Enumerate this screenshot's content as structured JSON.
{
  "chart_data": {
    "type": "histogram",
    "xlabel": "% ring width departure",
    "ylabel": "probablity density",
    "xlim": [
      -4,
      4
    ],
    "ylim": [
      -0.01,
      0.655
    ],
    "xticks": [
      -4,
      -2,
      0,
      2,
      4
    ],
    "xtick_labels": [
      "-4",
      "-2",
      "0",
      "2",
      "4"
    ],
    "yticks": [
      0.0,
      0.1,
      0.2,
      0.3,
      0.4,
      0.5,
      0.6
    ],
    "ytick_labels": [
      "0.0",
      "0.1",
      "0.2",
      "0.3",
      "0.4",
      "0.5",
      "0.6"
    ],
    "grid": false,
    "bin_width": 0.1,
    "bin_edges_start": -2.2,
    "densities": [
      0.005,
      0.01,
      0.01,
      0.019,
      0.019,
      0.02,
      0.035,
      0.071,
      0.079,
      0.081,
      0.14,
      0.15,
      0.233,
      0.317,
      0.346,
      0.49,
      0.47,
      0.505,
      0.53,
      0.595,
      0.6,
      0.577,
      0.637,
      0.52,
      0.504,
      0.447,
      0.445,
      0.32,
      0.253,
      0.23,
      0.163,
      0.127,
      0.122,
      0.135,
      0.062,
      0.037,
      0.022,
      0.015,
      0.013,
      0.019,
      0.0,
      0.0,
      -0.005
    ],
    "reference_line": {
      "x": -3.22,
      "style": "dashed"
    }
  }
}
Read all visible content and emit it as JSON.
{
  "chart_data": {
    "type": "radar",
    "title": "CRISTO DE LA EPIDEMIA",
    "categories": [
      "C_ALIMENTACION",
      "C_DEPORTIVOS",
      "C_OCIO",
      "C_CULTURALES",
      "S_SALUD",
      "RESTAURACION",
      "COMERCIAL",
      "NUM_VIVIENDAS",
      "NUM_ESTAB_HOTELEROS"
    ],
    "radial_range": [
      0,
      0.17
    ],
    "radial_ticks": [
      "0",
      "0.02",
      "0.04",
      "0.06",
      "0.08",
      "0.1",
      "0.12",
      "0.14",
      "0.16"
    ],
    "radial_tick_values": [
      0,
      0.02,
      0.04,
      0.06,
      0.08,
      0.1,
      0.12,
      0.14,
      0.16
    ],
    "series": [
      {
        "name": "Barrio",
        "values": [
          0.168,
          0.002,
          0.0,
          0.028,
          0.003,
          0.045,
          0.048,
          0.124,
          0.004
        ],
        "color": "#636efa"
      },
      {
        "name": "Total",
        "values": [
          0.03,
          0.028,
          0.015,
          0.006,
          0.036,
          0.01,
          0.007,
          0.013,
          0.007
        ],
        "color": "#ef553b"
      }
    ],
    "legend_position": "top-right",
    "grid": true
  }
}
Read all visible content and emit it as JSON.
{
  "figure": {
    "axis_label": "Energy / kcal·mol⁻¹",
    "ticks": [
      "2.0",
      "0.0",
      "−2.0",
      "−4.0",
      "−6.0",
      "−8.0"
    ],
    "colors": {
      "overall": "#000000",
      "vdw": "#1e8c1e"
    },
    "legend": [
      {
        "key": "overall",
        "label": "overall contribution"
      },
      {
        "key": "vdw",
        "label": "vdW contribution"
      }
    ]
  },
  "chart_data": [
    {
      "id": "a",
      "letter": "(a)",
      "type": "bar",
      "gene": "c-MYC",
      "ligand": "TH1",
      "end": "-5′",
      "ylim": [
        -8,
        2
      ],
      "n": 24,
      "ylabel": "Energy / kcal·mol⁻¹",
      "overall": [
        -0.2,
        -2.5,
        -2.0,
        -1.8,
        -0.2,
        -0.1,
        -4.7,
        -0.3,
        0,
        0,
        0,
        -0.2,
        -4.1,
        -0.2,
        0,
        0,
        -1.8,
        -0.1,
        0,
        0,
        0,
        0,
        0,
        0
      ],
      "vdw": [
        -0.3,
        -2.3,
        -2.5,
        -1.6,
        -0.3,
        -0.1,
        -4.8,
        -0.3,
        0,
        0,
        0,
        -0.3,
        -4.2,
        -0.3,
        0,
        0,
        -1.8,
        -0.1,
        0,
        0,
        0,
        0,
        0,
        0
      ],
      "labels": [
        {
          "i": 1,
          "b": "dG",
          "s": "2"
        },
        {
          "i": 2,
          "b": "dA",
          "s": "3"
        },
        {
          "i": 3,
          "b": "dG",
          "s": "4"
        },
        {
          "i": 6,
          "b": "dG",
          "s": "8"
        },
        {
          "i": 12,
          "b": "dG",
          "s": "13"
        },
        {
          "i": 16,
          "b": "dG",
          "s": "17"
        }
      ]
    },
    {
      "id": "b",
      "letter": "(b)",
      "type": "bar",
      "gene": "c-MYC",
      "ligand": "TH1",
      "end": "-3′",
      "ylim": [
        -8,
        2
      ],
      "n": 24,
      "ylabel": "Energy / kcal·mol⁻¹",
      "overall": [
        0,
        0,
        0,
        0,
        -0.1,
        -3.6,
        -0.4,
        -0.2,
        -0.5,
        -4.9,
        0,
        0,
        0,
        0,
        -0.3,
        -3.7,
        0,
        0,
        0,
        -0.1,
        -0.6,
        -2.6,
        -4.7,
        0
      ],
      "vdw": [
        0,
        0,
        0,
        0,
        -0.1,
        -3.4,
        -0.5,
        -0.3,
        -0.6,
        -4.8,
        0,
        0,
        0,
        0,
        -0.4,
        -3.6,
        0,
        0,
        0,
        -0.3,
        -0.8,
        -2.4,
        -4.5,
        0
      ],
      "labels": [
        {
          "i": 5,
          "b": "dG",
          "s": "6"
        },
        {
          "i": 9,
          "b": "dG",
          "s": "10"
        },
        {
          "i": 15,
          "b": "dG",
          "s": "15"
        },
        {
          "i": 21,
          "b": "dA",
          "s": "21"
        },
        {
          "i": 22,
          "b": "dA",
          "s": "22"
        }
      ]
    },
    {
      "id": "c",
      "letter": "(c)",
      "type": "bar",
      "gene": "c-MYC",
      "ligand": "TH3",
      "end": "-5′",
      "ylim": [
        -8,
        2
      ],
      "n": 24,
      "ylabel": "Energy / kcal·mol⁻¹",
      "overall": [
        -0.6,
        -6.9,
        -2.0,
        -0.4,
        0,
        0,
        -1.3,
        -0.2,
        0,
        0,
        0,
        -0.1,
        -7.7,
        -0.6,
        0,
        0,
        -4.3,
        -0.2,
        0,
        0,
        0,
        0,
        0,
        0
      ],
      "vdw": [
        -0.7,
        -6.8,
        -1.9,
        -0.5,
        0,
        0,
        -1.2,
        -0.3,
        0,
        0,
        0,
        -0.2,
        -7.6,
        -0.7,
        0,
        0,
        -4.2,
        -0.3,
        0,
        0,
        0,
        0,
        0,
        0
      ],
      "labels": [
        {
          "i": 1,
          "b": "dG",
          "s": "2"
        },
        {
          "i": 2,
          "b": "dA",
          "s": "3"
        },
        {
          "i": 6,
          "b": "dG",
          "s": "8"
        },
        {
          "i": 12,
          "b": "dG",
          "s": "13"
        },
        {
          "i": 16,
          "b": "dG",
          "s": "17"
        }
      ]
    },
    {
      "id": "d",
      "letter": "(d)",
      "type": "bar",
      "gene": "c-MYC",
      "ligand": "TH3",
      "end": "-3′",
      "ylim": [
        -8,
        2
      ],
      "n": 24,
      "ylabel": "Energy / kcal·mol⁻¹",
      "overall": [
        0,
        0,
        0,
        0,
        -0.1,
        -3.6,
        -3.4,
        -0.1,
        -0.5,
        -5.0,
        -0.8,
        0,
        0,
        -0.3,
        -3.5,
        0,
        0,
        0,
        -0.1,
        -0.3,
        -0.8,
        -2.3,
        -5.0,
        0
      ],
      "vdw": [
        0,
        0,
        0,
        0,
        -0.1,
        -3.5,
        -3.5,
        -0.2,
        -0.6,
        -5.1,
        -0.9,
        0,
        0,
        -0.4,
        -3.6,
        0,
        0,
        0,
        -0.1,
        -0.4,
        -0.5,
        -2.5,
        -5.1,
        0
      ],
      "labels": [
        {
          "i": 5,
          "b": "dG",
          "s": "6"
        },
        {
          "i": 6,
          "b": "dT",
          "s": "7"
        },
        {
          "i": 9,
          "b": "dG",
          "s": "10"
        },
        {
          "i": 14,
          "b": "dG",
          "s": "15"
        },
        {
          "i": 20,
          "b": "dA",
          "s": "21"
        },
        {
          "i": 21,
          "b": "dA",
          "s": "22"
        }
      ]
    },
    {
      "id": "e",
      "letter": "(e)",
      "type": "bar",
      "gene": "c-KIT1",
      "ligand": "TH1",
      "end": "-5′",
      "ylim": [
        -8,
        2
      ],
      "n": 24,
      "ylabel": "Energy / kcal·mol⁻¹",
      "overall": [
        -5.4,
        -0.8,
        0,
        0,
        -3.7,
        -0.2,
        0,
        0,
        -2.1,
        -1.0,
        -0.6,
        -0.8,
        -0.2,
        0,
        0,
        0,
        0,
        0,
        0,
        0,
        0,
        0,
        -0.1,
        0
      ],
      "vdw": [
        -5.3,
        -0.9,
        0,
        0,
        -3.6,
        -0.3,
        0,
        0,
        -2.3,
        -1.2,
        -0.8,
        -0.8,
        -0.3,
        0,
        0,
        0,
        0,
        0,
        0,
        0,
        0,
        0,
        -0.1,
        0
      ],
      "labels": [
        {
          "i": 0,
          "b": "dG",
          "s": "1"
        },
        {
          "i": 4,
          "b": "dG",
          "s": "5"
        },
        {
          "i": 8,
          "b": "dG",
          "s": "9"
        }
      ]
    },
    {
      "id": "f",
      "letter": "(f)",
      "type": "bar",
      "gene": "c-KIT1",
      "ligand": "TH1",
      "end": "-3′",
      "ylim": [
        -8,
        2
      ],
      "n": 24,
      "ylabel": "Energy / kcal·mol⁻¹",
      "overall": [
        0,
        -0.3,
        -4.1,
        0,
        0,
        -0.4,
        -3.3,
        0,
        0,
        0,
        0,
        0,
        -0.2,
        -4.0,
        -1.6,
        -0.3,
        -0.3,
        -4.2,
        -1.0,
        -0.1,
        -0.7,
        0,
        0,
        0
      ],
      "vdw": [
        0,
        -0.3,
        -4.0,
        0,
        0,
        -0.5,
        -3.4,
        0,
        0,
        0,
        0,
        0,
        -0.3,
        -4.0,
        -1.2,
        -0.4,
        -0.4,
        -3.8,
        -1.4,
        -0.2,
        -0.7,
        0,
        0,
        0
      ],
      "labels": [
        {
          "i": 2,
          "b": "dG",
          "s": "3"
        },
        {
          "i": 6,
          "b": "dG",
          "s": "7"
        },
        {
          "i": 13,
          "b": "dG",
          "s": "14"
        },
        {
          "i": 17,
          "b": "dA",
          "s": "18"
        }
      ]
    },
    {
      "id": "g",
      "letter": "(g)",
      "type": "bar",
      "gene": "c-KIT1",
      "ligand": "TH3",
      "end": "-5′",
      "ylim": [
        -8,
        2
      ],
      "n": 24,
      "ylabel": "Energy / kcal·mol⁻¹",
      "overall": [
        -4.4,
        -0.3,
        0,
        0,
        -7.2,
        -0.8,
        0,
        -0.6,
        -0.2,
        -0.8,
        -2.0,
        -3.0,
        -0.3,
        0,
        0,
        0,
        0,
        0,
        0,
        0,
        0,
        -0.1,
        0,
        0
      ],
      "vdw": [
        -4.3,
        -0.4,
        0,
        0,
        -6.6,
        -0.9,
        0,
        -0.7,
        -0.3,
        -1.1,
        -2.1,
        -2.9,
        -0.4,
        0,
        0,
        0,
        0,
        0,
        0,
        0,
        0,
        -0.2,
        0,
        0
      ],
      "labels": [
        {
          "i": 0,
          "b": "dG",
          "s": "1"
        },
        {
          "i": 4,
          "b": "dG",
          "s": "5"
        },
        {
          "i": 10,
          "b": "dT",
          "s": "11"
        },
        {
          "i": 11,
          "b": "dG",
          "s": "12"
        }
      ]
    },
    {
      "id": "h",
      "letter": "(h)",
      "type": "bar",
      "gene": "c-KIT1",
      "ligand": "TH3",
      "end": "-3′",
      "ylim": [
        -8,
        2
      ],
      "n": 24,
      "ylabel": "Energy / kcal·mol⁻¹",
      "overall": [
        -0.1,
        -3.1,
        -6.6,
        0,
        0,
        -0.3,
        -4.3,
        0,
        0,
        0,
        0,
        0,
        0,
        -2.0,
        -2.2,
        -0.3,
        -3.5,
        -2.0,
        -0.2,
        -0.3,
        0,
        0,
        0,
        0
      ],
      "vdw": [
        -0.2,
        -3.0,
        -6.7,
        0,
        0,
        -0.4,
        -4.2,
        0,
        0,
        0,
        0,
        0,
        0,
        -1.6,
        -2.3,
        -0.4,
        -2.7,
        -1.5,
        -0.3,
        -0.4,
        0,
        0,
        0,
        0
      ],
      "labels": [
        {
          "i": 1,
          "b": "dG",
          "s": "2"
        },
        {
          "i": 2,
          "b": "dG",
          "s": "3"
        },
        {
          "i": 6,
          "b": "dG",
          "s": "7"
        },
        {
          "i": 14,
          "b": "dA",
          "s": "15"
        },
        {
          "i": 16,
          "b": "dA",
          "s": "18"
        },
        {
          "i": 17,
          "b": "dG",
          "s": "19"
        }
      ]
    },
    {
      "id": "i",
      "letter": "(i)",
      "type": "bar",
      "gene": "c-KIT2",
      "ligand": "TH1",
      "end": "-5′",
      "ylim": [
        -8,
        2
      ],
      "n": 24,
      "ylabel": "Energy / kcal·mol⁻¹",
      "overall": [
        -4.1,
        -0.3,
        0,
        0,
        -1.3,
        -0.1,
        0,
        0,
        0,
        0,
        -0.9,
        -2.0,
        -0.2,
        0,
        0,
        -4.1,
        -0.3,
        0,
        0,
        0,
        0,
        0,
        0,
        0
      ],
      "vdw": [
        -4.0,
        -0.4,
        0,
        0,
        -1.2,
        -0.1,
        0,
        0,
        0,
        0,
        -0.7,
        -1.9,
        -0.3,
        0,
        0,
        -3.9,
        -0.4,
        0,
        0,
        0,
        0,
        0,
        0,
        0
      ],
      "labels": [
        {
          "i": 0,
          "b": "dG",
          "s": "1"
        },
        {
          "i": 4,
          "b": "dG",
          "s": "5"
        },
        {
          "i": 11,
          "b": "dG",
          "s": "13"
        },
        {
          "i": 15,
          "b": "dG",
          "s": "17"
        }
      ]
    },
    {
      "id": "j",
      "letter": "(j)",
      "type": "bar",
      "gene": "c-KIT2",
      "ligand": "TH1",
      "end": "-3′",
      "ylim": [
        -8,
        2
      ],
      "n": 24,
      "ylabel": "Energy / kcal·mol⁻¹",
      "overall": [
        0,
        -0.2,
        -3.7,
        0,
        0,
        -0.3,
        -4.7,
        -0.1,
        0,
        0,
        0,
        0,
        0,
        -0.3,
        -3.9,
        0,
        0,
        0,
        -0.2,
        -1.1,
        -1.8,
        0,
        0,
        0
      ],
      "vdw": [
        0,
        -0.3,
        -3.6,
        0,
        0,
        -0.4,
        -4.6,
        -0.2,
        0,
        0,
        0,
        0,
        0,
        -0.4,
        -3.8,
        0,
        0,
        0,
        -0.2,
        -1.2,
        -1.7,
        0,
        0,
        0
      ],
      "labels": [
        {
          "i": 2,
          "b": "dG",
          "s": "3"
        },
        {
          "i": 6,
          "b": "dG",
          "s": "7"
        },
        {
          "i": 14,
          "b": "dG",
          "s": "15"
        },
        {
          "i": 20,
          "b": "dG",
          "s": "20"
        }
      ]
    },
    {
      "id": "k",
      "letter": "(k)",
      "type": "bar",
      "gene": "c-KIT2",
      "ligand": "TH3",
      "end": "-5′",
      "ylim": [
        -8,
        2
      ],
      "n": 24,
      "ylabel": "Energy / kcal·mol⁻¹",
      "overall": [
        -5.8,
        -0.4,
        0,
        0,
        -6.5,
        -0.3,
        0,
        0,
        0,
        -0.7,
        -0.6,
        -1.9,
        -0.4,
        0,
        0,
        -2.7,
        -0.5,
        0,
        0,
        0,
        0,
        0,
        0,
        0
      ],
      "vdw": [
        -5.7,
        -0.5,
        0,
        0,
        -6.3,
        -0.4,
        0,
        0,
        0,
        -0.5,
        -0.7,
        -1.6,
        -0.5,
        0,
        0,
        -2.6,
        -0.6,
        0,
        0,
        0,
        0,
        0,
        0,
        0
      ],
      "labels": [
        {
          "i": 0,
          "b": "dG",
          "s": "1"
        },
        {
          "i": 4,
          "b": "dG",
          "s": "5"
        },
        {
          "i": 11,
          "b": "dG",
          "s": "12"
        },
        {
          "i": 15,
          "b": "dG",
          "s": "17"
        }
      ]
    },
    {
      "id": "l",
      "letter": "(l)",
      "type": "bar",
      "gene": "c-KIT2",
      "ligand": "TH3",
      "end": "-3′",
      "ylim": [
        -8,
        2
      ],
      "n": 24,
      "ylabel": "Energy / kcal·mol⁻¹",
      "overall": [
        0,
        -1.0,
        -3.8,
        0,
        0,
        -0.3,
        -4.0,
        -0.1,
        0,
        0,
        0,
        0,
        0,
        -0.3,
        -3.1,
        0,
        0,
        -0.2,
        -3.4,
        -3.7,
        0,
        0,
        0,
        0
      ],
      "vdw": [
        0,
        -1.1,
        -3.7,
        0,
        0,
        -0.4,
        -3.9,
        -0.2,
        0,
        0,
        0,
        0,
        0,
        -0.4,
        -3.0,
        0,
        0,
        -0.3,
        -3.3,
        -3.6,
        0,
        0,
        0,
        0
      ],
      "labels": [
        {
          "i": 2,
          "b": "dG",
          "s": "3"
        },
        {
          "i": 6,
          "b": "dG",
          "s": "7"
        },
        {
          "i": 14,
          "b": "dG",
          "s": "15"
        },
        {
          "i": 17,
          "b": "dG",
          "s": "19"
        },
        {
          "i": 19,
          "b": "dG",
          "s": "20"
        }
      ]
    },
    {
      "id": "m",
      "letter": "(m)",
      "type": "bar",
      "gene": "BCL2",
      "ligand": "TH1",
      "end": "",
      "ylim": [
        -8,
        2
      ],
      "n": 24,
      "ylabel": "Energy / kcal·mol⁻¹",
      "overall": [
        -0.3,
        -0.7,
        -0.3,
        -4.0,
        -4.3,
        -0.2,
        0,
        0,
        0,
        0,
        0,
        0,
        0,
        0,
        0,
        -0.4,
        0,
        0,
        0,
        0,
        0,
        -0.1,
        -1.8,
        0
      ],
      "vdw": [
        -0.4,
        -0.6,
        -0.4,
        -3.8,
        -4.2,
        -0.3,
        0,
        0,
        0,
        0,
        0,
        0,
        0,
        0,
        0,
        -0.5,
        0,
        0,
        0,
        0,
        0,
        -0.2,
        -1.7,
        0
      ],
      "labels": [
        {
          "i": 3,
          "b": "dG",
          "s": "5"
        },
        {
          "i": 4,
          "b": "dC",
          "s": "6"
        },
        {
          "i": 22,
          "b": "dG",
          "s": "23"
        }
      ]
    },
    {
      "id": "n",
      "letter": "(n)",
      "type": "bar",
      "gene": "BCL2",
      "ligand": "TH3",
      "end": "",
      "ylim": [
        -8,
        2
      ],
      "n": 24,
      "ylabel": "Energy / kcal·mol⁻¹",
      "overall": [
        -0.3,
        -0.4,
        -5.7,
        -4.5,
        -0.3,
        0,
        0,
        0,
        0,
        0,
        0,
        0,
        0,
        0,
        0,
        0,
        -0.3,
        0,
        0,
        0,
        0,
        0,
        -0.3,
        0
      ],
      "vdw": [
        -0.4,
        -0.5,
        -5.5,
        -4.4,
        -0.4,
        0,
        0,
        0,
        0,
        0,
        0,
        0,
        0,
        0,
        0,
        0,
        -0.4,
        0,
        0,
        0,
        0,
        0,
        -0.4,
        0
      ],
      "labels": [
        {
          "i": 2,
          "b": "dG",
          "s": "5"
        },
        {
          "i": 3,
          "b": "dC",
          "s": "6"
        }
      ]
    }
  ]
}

================

Filter the data, keeping only the lines that contain "contribution".

        "label": "overall contribution"
        "label": "vdW contribution"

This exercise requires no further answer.